■ What is expected
Find and copy each line of the records where the string "возможностями" shows up.

■ Material to process

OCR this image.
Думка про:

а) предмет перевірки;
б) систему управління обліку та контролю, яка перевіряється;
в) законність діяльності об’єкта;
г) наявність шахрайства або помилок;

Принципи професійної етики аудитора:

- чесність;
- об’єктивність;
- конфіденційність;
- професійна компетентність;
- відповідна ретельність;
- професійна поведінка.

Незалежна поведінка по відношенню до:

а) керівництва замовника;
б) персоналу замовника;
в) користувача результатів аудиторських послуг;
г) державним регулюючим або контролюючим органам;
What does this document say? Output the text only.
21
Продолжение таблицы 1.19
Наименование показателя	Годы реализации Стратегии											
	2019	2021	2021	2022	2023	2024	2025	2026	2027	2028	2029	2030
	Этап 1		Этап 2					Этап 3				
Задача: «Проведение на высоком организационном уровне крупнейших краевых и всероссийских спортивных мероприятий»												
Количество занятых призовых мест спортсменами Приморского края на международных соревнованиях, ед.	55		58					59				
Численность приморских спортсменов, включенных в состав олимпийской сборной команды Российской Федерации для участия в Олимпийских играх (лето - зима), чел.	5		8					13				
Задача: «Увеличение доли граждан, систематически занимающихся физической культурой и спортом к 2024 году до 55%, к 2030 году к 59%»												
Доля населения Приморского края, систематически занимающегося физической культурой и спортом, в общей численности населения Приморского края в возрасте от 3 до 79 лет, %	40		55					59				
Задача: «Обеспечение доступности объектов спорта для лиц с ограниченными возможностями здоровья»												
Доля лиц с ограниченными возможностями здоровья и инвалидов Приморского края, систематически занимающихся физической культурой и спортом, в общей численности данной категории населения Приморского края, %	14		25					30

■ Full response
Задача: «Обеспечение доступности объектов спорта для лиц с ограниченными возможностями здоровья»												
Доля лиц с ограниченными возможностями здоровья и инвалидов Приморского края, систематически занимающихся физической культурой и спортом, в общей численности данной категории населения Приморского края, %	14		25					30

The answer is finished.